» WHAT YOU SHOULD DO
Pull every line that holds the word "been" from the entries.

--- Begin ---

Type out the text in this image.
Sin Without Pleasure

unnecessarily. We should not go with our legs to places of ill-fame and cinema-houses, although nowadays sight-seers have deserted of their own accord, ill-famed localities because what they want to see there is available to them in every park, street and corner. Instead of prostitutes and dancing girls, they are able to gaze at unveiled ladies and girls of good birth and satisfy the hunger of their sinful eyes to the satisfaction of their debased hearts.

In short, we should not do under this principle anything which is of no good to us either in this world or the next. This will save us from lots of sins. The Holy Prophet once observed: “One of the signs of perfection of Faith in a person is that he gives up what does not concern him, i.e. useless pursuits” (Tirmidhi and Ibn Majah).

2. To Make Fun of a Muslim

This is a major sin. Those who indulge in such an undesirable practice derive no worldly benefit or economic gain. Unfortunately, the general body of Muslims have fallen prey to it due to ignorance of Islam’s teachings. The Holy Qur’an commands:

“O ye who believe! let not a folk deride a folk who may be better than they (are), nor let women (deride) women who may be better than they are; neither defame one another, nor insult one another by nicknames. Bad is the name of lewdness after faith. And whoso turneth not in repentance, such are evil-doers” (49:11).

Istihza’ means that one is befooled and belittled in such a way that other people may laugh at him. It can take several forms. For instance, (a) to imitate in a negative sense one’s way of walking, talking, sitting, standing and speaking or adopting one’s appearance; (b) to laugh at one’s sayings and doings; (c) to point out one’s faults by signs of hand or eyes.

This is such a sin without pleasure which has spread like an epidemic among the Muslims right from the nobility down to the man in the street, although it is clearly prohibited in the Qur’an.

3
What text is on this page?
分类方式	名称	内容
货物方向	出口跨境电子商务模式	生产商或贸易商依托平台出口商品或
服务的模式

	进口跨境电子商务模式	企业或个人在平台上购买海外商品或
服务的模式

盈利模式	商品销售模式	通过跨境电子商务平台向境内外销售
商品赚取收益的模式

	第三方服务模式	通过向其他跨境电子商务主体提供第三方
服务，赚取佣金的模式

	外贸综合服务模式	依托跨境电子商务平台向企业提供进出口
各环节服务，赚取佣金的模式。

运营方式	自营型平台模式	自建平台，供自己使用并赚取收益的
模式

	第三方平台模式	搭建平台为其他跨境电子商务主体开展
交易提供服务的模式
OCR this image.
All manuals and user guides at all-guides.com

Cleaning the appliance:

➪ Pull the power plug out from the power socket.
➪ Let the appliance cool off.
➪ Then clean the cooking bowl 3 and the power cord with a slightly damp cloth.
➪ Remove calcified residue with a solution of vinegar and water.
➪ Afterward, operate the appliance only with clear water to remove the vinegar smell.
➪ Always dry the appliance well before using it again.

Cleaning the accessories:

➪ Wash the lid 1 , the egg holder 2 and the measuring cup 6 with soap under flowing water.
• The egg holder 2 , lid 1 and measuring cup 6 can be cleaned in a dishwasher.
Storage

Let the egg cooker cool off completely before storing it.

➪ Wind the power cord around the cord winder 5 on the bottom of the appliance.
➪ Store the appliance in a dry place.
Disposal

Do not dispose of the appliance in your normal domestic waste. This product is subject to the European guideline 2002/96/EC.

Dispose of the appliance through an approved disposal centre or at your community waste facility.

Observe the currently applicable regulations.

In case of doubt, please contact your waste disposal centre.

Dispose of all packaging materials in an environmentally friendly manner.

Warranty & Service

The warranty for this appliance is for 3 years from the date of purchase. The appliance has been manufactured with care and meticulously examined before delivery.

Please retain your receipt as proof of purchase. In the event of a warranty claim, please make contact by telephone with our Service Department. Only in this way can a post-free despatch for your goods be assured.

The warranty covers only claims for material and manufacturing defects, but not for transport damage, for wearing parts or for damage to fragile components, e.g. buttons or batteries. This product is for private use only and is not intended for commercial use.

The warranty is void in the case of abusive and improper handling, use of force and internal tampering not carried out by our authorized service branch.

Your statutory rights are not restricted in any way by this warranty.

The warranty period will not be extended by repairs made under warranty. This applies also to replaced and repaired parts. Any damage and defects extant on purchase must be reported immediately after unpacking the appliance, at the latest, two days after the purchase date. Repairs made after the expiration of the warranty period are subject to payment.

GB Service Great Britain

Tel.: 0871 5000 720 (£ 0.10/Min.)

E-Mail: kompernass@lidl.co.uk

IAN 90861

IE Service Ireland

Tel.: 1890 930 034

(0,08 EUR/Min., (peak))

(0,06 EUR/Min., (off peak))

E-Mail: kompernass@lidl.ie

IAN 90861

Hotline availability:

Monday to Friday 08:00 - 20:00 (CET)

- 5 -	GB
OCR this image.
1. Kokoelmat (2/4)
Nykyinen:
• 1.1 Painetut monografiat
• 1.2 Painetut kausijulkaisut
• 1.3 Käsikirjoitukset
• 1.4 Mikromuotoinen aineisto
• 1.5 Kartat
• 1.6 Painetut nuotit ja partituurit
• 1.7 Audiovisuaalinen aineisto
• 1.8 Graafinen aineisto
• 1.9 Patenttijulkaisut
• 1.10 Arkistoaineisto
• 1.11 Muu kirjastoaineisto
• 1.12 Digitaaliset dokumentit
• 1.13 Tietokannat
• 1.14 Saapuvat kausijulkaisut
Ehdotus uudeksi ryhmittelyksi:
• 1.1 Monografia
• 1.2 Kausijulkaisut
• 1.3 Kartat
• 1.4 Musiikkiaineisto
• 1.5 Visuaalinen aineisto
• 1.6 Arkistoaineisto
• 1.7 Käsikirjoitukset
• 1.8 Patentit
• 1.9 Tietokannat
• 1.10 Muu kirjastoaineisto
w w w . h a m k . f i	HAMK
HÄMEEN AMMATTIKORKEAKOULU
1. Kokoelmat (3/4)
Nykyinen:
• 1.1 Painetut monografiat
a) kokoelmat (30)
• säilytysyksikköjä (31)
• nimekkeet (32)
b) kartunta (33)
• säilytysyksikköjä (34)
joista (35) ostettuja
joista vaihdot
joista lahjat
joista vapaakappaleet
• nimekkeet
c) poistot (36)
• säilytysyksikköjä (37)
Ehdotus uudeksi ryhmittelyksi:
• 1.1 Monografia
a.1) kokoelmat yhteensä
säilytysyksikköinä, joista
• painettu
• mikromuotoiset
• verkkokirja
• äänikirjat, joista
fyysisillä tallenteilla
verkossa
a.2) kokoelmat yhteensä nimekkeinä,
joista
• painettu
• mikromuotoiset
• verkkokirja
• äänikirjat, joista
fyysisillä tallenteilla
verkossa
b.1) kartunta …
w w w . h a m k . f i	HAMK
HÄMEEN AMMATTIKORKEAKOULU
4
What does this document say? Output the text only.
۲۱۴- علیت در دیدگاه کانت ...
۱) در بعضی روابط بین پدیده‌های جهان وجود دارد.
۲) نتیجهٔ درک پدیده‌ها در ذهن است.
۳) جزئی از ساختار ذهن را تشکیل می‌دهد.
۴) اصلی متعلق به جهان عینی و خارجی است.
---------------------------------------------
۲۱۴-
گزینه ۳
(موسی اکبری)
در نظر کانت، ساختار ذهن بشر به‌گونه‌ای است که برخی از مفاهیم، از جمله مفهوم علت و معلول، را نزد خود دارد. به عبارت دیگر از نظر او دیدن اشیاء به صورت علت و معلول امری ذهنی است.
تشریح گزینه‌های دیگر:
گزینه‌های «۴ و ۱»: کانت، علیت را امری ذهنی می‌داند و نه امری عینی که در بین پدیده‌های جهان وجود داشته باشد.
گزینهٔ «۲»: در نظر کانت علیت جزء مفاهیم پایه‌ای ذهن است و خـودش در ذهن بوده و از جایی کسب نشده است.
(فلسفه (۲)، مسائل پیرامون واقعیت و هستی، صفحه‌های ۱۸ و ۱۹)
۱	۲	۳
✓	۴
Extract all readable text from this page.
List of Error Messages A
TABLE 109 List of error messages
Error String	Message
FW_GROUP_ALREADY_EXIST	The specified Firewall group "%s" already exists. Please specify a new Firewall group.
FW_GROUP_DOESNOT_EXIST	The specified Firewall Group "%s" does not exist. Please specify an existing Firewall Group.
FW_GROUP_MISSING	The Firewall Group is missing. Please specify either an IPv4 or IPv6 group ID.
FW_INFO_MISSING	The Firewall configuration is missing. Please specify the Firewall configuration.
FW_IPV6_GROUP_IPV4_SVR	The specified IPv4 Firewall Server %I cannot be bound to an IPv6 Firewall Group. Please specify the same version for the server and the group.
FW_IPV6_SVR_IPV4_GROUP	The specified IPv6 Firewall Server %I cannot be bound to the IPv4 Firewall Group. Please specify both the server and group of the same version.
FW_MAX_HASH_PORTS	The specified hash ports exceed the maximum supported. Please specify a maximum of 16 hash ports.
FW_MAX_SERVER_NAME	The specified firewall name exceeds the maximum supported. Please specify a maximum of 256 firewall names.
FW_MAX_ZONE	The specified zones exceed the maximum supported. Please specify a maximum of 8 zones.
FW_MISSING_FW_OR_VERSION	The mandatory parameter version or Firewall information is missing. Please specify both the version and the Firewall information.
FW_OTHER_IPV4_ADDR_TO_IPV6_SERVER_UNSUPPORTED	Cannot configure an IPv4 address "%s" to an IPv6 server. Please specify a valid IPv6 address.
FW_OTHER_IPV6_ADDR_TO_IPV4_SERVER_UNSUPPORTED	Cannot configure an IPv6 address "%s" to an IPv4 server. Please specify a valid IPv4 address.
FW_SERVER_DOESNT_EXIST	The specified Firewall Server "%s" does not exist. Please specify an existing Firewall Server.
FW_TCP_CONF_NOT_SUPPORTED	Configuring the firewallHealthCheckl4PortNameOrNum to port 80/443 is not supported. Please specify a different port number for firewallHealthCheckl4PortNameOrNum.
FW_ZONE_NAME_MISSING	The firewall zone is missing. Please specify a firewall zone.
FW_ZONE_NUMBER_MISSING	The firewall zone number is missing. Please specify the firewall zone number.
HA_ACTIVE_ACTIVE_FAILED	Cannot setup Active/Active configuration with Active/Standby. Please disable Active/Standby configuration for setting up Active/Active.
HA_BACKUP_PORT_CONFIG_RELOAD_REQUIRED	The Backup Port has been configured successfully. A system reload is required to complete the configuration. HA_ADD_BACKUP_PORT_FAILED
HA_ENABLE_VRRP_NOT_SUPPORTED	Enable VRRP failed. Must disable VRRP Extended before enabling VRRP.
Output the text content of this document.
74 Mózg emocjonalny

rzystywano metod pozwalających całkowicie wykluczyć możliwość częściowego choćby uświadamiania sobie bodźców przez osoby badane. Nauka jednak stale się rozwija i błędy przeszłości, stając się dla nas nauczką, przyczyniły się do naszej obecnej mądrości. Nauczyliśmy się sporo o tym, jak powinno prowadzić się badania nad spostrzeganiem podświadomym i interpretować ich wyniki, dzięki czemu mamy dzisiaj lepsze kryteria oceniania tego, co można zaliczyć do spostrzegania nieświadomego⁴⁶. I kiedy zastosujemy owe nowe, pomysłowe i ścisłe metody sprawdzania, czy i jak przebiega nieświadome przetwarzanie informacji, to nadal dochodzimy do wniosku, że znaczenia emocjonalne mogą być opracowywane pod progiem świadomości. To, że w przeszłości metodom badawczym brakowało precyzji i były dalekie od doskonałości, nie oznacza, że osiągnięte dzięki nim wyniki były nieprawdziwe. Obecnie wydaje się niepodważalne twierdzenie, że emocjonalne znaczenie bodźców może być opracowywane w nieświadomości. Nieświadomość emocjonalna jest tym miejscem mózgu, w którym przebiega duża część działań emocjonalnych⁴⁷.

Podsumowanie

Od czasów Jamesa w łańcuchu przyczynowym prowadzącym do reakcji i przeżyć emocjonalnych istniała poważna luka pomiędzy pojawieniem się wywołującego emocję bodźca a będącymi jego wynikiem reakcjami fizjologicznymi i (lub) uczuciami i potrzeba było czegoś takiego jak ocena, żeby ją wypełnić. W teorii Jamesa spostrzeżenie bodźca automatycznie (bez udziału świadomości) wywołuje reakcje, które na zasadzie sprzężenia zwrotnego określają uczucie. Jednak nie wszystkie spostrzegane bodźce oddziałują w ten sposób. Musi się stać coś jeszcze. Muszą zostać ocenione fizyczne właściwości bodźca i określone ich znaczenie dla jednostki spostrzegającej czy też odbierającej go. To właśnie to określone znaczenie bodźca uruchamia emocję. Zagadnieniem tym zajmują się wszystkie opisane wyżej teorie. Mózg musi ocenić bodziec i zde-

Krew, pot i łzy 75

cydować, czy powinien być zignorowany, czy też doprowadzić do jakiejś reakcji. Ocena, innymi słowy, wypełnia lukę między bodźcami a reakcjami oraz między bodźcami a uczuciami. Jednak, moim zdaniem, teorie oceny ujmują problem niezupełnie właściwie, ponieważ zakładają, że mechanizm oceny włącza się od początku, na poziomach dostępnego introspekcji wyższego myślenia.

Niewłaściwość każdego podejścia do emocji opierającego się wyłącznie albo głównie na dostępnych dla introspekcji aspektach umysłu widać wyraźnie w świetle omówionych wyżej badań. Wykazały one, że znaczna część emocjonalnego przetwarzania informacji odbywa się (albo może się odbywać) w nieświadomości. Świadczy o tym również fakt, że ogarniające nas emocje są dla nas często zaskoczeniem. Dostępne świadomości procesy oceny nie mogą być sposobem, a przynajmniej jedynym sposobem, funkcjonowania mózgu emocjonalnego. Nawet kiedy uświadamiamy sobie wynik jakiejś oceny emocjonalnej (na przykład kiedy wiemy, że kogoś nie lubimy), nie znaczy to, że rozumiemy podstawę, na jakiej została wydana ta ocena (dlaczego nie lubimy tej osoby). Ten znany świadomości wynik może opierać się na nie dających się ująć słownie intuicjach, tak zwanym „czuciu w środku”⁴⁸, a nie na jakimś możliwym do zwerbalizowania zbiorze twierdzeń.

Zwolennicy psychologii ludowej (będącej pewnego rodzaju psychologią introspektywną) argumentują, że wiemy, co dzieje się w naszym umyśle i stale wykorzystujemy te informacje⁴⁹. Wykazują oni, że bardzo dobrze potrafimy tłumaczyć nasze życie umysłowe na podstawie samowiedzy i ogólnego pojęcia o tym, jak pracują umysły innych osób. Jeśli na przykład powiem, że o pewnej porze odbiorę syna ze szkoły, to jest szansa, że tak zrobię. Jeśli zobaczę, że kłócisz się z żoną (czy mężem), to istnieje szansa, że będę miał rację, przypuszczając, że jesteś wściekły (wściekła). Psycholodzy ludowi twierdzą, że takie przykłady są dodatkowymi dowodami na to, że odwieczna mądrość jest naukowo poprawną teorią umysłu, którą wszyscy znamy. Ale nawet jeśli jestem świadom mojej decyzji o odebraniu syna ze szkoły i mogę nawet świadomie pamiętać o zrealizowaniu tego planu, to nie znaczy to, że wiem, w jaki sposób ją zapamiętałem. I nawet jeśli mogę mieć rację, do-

--- End ---

» ANSWER TO THE EXERCISE
The warranty for this appliance is for 3 years from the date of purchase. The appliance has been manufactured with care and meticulously examined before delivery.
HA_BACKUP_PORT_CONFIG_RELOAD_REQUIRED	The Backup Port has been configured successfully. A system reload is required to complete the configuration. HA_ADD_BACKUP_PORT_FAILED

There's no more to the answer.